## Fragmento
La formación morada trataría de reapropiarse del patriotismo desde posiciones progresistas, identificando la defensa de España con la defensa de los derechos de las mayorías, pero carecía de símbolos con los que escenificar su apuesta por una patria republicana y plurinacional. Podemos no quería desempolvar la tricolor, pero tampoco se atrevería a lanzarse a resignificar la rojigualda, algo que seguramente habría generado confusión y estupor en buena parte de sus bases. Si bien este sería un asunto secundario en los tres primeros años de vida del partido, en 2017 la eclosión del «procés» lo cambiaría todo al poner en primer plano la cuestión nacional. Los equilibrios se volvían cada vez más complicados. La polarización dejaría a Unidas Podemos fuera de juego, nadando a contracorriente y tratando de construir un esforzado tercer espacio entre el bloque independentista y el bloque españolista. No sería el único factor, pero sin duda el «procés» contribuiría a frenar el ascenso de la coalición de izquierdas, que en 2016 había obtenido el 21% de los votos.

Epílogo: ¿De qué país querrán ser los nuevos españoles?

En el verano de 2021 Tokio acogía la celebración de los Juegos Olímpicos de 2020, suspendidos por la pandemia del covid-19. En la categoría de triple salto, una joven gallega, Ana Peleteiro, se alzaba con la medalla de bronce. En los días siguientes, mucho más que de su gesta deportiva, los medios y las redes hablarían del color de la piel de la atleta coruñesa, así como de la imagen icónica de una mujer negra envuelta en la bandera española. Una gran parte de la opinión pública descubría a través del deporte que España ya no solo era blanca.

La emergencia de una nueva ciudadanía española nacida en África, Asia, América y Europa del Este, o con parte de sus antepasados procedentes de estas partes del mundo, jugará un papel clave de cara a la reconfiguración de la identidad nacional española en los próximos años. Pero ¿en qué sentido?

Registros extraídos
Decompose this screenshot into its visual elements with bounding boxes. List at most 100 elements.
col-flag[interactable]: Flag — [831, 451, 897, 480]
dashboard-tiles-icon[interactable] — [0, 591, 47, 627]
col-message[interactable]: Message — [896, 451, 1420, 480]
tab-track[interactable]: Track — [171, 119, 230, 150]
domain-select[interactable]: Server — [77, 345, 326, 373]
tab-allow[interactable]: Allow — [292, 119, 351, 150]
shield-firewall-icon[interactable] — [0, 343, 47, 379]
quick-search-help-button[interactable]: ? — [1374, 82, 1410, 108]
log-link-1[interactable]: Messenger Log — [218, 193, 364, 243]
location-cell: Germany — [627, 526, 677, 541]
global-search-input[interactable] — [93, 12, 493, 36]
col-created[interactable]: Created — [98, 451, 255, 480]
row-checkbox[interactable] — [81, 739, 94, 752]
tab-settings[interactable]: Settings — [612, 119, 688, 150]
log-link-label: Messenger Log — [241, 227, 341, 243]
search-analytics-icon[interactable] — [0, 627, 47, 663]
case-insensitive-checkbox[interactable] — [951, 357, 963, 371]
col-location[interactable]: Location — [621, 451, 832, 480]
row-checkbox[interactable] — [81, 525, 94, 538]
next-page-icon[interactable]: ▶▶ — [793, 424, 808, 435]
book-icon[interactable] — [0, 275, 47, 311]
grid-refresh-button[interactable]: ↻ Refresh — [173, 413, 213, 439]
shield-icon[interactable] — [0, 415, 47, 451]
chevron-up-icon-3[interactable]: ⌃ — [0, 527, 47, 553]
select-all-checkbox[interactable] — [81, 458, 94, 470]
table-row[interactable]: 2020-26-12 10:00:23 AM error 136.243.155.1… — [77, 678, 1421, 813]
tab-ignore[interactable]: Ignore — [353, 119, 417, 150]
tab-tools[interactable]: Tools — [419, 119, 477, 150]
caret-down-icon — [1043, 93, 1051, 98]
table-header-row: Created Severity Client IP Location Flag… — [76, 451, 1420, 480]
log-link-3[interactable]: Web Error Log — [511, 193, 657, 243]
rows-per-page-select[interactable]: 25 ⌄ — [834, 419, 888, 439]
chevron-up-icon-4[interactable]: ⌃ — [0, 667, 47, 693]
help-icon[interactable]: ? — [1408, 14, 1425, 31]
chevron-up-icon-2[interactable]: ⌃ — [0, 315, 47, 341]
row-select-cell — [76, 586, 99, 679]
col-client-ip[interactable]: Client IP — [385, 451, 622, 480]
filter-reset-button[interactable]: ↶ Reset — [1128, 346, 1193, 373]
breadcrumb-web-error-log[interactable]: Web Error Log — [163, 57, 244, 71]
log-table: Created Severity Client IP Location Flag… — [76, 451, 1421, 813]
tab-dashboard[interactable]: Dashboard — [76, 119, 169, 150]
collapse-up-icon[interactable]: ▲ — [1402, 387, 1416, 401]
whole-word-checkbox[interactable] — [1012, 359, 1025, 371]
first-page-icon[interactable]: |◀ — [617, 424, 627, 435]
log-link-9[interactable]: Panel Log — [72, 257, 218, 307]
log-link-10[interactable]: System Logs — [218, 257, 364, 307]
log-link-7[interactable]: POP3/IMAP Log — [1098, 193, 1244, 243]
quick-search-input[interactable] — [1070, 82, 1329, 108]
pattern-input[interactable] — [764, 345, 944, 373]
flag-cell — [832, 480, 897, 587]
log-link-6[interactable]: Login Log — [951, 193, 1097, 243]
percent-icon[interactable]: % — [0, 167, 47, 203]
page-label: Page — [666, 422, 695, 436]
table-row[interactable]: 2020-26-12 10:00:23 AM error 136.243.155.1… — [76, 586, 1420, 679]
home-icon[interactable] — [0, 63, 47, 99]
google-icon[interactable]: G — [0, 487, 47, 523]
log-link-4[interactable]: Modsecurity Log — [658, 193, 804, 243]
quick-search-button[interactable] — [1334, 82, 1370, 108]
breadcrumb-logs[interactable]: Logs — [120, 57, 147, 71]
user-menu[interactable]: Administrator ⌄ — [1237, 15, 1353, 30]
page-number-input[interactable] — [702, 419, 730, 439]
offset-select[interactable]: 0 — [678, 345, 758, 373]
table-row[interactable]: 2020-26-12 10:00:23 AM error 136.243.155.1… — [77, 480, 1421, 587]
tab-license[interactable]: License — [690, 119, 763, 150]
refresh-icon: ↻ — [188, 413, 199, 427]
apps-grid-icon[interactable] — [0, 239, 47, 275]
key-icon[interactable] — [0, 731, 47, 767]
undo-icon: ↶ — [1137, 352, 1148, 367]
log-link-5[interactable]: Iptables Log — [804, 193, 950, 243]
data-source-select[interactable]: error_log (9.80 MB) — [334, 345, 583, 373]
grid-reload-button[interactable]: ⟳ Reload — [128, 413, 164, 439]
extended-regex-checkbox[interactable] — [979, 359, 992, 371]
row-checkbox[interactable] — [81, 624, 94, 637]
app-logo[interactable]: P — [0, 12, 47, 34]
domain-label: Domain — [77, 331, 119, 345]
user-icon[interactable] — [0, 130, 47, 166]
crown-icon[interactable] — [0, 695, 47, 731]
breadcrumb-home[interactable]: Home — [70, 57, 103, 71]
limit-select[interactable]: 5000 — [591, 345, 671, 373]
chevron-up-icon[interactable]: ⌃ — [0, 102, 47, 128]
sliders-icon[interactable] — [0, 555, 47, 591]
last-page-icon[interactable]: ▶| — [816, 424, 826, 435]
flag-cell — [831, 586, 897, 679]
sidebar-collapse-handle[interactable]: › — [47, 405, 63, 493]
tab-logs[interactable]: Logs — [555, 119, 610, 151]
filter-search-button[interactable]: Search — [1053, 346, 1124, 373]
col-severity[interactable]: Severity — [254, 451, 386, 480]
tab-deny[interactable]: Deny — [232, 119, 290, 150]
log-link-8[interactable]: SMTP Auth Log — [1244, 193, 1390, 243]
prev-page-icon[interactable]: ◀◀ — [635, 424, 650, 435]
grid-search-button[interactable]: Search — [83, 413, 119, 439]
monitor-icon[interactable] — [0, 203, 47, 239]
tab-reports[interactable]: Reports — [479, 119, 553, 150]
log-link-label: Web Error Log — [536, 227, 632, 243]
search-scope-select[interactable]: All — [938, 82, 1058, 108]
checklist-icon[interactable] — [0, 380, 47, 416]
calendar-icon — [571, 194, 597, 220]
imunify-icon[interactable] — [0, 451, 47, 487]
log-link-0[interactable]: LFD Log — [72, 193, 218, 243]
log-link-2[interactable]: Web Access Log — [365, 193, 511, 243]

## Ejercicios propuestos
**A.** Copia del fragmento sobre la identidad nacional española el pasaje que empieza en "Epílogo: ¿De qué" y termina en "solo era blanca.".
**B.** Según el fragmento sobre la identidad nacional española, ¿qué medalla ganó Ana Peleteiro en los Juegos Olímpicos de Tokio y en qué categoría?
**C.** Prosigue el fragmento sobre la identidad nacional española a partir de su última oración.
Los datos provienen de una fuente distinta.

## Respuestas
**A.**
Epílogo: ¿De qué país querrán ser los nuevos españoles?

En el verano de 2021 Tokio acogía la celebración de los Juegos Olímpicos de 2020, suspendidos por la pandemia del covid-19. En la categoría de triple salto, una joven gallega, Ana Peleteiro, se alzaba con la medalla de bronce. En los días siguientes, mucho más que de su gesta deportiva, los medios y las redes hablarían del color de la piel de la atleta coruñesa, así como de la imagen icónica de una mujer negra envuelta en la bandera española. Una gran parte de la opinión pública descubría a través del deporte que España ya no solo era blanca.

**B.** Ganó la medalla de bronce en triple salto.

**C.**
La nueva multiculturalidad del país puede ser un elemento democratizador de la identidad española. Nadie más interesado que los migrantes e hijos de migrantes en ser plenamente reconocidos como españoles, con todos los derechos que ello conlleva. Frente a las visiones esencialistas de lo español, la emergencia de una nueva ciudadanía diversa y mestiza puede servir como elemento disolvente de una visión cerrada y patrimonialista de España. Del mismo modo, el uso de los símbolos nacionales por los nuevos españoles, menos condicionados por los traumas colectivos del siglo XX, puede contribuir a su normalización y banalización entre el resto de españoles y españolas.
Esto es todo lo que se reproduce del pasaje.